Exercise aim - According to the build guide, what value should TORCH_CUDA_ARCH_LIST be set to for an RTX 30xx (Ampere) GPU?

Extract to read -

____

Download and extract LibTorch

# Download from https://pytorch.org/get-started/locally/
# Select: C++/CUDA 11.x/LibTorch
wget https://download.pytorch.org/libtorch/cu118/libtorch-cxx11-abi-shared-with-deps-2.1.0%2Bcu118.zip
unzip libtorch-*.zip -d ~/

Update CMakeLists.txt

Edit CMakeLists.txt and set the correct LibTorch path:

set(Torch_DIR "/path/to/your/libtorch/share/cmake/Torch")

Update CUDA architecture for your GPU:

# For RTX 40xx (Ada):  set(TORCH_CUDA_ARCH_LIST "8.9")
# For RTX 30xx (Ampere): set(TORCH_CUDA_ARCH_LIST "8.6")
# For RTX 20xx (Turing): set(TORCH_CUDA_ARCH_LIST "7.5")

Export the VGG16 model

cd scripts
python export_vgg16.py
# This creates models/vgg16_scripted.pt

Build the project

./build.sh
# Or manually:
# cd ../build
# cmake ..
# make -j$(nproc)

Running Inference

cd build
./conv_test ../images/cat.png

Expected Output: (Refer to report attached)

Try other images:

./conv_test ../images/dog.png
./conv_test ../images/elephant.png

Technical Deep Dive

What Makes This Project Unique?

Unlike typical deep learning projects that use PyTorch's built-in GPU operations (.cuda()), this project:

Implements Conv2D from scratch in CUDA C++
- No high-level framework abstractions
- Direct control over memory access patterns
- Manual thread block and grid configuration

Demonstrates Memory Coalescing

// GOOD (Coalesced): Consecutive threads read consecutive memory
Thread 0: reads address[0], Thread 1: reads address[1], ...
→ Combined into ONE 128-byte memory transaction

// BAD (Uncoalesced): Threads read scattered memory
Thread 0: reads address[0], Thread 1: reads address[1000], ...
→ Requires 32 separate memory transactions (32× slower!)

____

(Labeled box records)
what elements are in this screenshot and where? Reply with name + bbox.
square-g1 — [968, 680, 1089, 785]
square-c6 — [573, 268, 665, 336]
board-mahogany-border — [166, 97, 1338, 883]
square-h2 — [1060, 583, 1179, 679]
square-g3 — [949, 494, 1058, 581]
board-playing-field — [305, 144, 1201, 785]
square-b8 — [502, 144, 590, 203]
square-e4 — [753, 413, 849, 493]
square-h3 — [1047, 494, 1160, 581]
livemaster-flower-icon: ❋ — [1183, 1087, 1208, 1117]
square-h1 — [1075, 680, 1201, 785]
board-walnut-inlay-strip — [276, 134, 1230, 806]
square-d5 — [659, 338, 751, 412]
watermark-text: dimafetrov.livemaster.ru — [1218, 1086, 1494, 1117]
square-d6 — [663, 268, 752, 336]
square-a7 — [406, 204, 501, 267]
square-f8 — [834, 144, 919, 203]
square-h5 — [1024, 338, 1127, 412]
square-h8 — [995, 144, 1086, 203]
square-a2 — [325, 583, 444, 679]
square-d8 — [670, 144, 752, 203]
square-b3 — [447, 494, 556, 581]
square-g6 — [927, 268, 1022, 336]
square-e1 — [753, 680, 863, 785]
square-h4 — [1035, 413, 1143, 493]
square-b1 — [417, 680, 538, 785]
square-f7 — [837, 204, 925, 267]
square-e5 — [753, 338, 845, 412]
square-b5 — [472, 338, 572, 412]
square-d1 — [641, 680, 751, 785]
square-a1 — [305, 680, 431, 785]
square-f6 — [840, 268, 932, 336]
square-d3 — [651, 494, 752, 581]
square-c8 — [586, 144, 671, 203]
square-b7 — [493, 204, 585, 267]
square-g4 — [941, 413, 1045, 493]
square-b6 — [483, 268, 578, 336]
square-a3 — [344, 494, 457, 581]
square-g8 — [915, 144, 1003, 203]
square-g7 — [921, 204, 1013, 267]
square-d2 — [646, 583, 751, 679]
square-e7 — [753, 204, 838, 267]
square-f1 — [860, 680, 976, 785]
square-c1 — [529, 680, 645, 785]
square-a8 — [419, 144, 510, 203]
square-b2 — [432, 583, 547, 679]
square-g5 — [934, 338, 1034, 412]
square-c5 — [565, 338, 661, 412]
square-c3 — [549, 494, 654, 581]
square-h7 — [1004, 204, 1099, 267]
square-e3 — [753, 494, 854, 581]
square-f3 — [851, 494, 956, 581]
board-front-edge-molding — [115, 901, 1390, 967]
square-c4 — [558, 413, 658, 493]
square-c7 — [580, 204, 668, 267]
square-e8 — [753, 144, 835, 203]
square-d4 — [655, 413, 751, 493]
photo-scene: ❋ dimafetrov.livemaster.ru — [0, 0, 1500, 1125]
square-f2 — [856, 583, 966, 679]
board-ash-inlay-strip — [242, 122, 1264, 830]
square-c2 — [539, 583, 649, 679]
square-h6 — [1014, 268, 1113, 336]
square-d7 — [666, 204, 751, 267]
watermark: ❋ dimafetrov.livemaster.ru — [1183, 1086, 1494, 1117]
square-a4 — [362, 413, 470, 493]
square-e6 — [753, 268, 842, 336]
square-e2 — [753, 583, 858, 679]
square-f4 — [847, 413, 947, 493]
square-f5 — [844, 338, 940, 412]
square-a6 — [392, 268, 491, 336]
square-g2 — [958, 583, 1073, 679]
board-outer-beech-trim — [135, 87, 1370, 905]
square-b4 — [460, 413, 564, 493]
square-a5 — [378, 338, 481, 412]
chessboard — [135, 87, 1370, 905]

____

Solution to this problem - "8.6"